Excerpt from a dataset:
════════

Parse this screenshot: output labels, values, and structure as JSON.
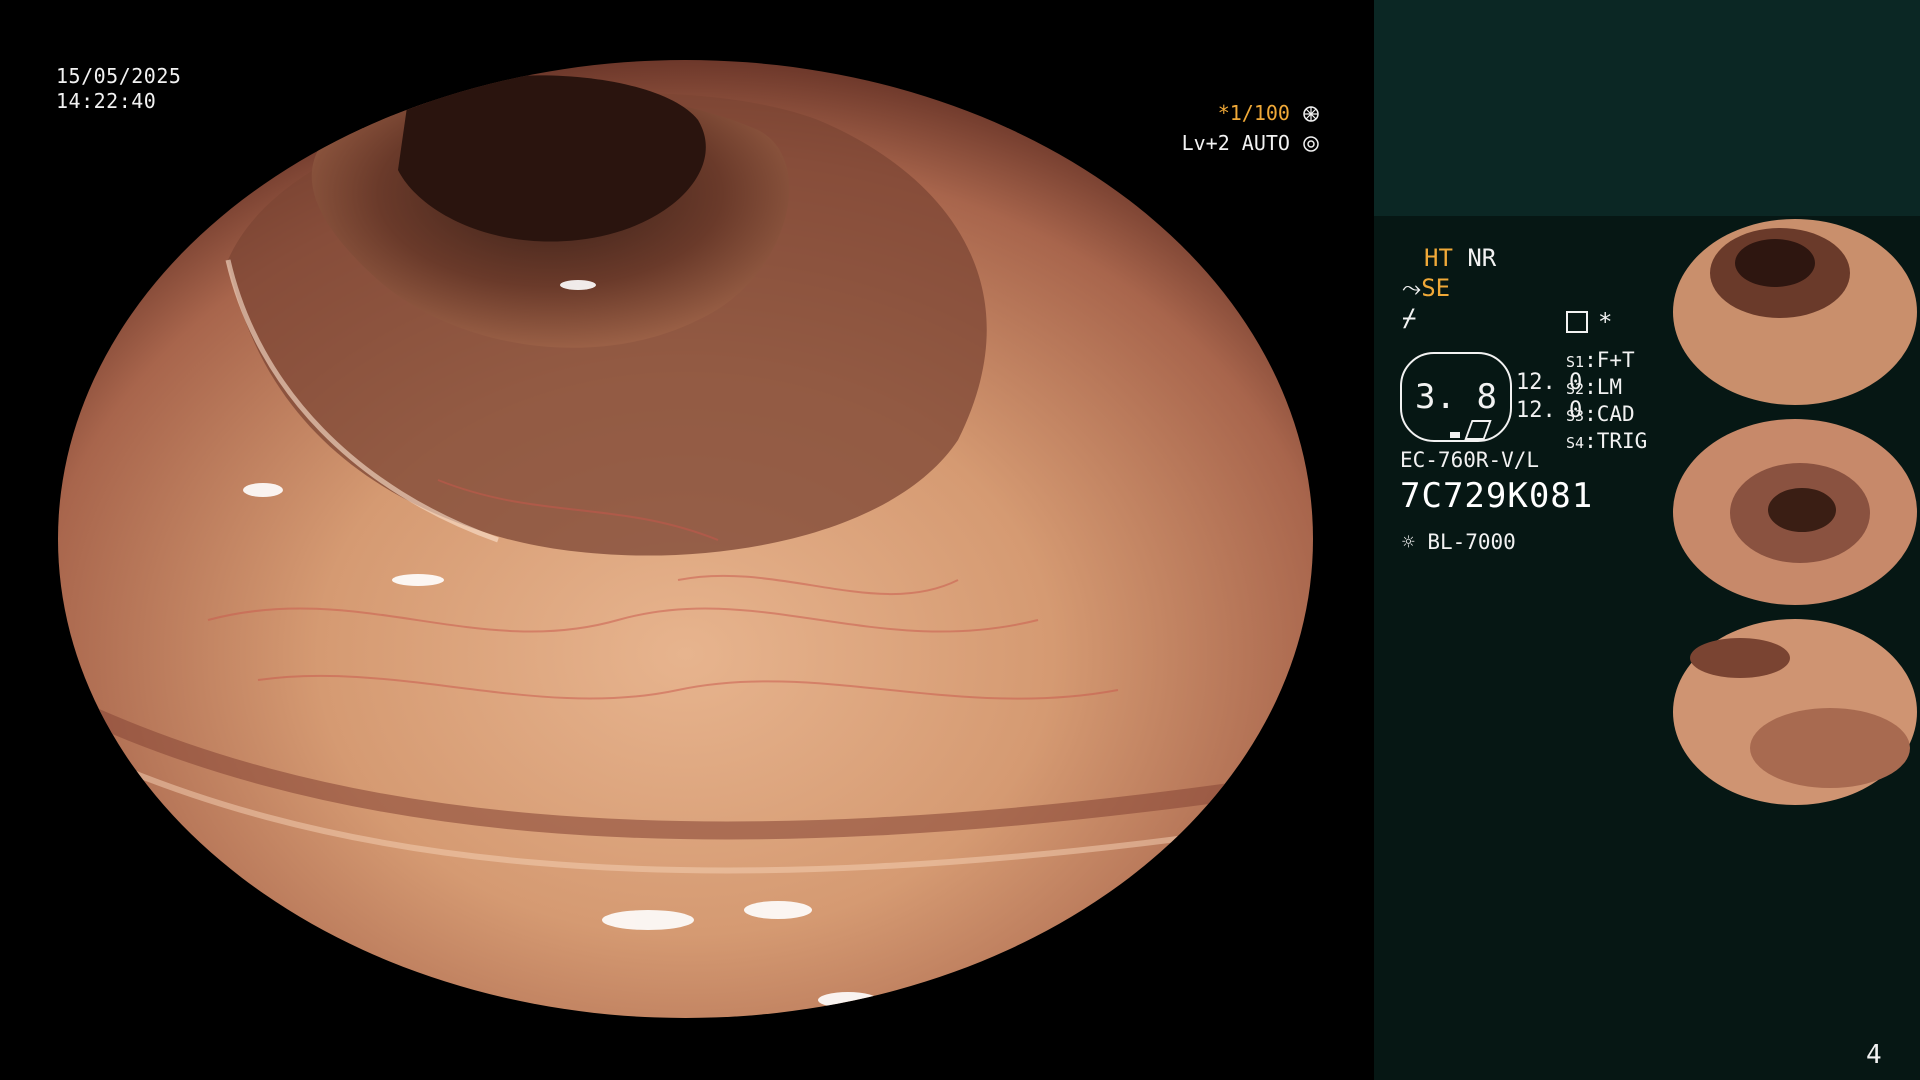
{
  "overlay": {
    "date": "15/05/2025",
    "time": "14:22:40",
    "shutter": "*1/100",
    "level": "Lv+2 AUTO"
  },
  "panel": {
    "status": {
      "ht": "HT",
      "nr": "NR",
      "se": "SE"
    },
    "oval_value": "3. 8",
    "values": [
      "12. 0",
      "12. 0"
    ],
    "scene_labels": [
      {
        "key": "S1",
        "value": "F+T"
      },
      {
        "key": "S2",
        "value": "LM"
      },
      {
        "key": "S3",
        "value": "CAD"
      },
      {
        "key": "S4",
        "value": "TRIG"
      }
    ],
    "scope_model": "EC-760R-V/L",
    "serial": "7C729K081",
    "lamp": "BL-7000"
  },
  "page_number": "4",
  "colors": {
    "accent": "#f0a938",
    "panel_bg": "#061714",
    "panel_top_bg": "#0b2724"
  },
  "icons": [
    "shutter-icon",
    "auto-iris-icon",
    "filter-icon",
    "signal-icon",
    "memory-icon",
    "star-icon",
    "lamp-icon"
  ]
}
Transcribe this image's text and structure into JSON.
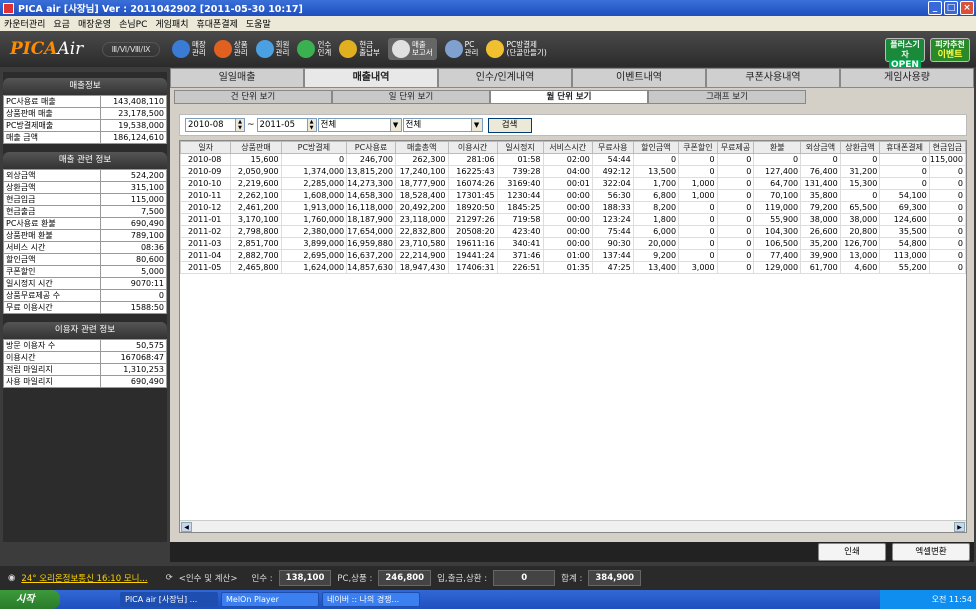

════════

▶ [Prompt] Extract all the data above exactly, excluding every picture.

▶ [Answer to this task]
Parse this screenshot: output labels, values, and structure as JSON.
{
  "overlay": {
    "date": "15/05/2025",
    "time": "14:22:40",
    "shutter": "*1/100",
    "level": "Lv+2 AUTO"
  },
  "panel": {
    "status": {
      "ht": "HT",
      "nr": "NR",
      "se": "SE"
    },
    "oval_value": "3. 8",
    "values": [
      "12. 0",
      "12. 0"
    ],
    "scene_labels": [
      {
        "key": "S1",
        "value": "F+T"
      },
      {
        "key": "S2",
        "value": "LM"
      },
      {
        "key": "S3",
        "value": "CAD"
      },
      {
        "key": "S4",
        "value": "TRIG"
      }
    ],
    "scope_model": "EC-760R-V/L",
    "serial": "7C729K081",
    "lamp": "BL-7000"
  },
  "page_number": "4",
  "colors": {
    "accent": "#f0a938",
    "panel_bg": "#061714",
    "panel_top_bg": "#0b2724"
  },
  "icons": [
    "shutter-icon",
    "auto-iris-icon",
    "filter-icon",
    "signal-icon",
    "memory-icon",
    "star-icon",
    "lamp-icon"
  ]
}
Transcribe this image's text and structure into JSON.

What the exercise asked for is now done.